= What the exercise asks =
Send back all the data below, exactly as given.

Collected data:

======

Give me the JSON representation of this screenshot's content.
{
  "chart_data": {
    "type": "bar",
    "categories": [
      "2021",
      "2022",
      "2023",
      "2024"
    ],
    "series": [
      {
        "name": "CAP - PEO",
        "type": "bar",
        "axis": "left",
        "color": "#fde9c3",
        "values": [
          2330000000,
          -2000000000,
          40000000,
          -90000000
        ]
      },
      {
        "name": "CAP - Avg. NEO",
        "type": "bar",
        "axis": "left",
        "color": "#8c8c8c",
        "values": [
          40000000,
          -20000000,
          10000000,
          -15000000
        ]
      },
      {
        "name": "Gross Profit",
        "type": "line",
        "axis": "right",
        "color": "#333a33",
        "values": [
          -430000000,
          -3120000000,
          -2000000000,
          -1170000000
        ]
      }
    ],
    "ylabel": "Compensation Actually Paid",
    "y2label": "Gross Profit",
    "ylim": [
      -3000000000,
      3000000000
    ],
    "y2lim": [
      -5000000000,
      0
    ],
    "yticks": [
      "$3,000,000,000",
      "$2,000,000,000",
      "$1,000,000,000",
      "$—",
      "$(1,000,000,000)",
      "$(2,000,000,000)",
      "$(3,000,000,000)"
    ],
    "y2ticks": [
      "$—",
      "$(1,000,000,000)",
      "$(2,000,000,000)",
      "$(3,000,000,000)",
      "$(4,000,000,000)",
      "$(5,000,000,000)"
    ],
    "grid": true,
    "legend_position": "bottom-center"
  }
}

======

= Exercise result =
Give me the JSON representation of this screenshot's content.
{
  "chart_data": {
    "type": "bar",
    "categories": [
      "2021",
      "2022",
      "2023",
      "2024"
    ],
    "series": [
      {
        "name": "CAP - PEO",
        "type": "bar",
        "axis": "left",
        "color": "#fde9c3",
        "values": [
          2330000000,
          -2000000000,
          40000000,
          -90000000
        ]
      },
      {
        "name": "CAP - Avg. NEO",
        "type": "bar",
        "axis": "left",
        "color": "#8c8c8c",
        "values": [
          40000000,
          -20000000,
          10000000,
          -15000000
        ]
      },
      {
        "name": "Gross Profit",
        "type": "line",
        "axis": "right",
        "color": "#333a33",
        "values": [
          -430000000,
          -3120000000,
          -2000000000,
          -1170000000
        ]
      }
    ],
    "ylabel": "Compensation Actually Paid",
    "y2label": "Gross Profit",
    "ylim": [
      -3000000000,
      3000000000
    ],
    "y2lim": [
      -5000000000,
      0
    ],
    "yticks": [
      "$3,000,000,000",
      "$2,000,000,000",
      "$1,000,000,000",
      "$—",
      "$(1,000,000,000)",
      "$(2,000,000,000)",
      "$(3,000,000,000)"
    ],
    "y2ticks": [
      "$—",
      "$(1,000,000,000)",
      "$(2,000,000,000)",
      "$(3,000,000,000)",
      "$(4,000,000,000)",
      "$(5,000,000,000)"
    ],
    "grid": true,
    "legend_position": "bottom-center"
  }
}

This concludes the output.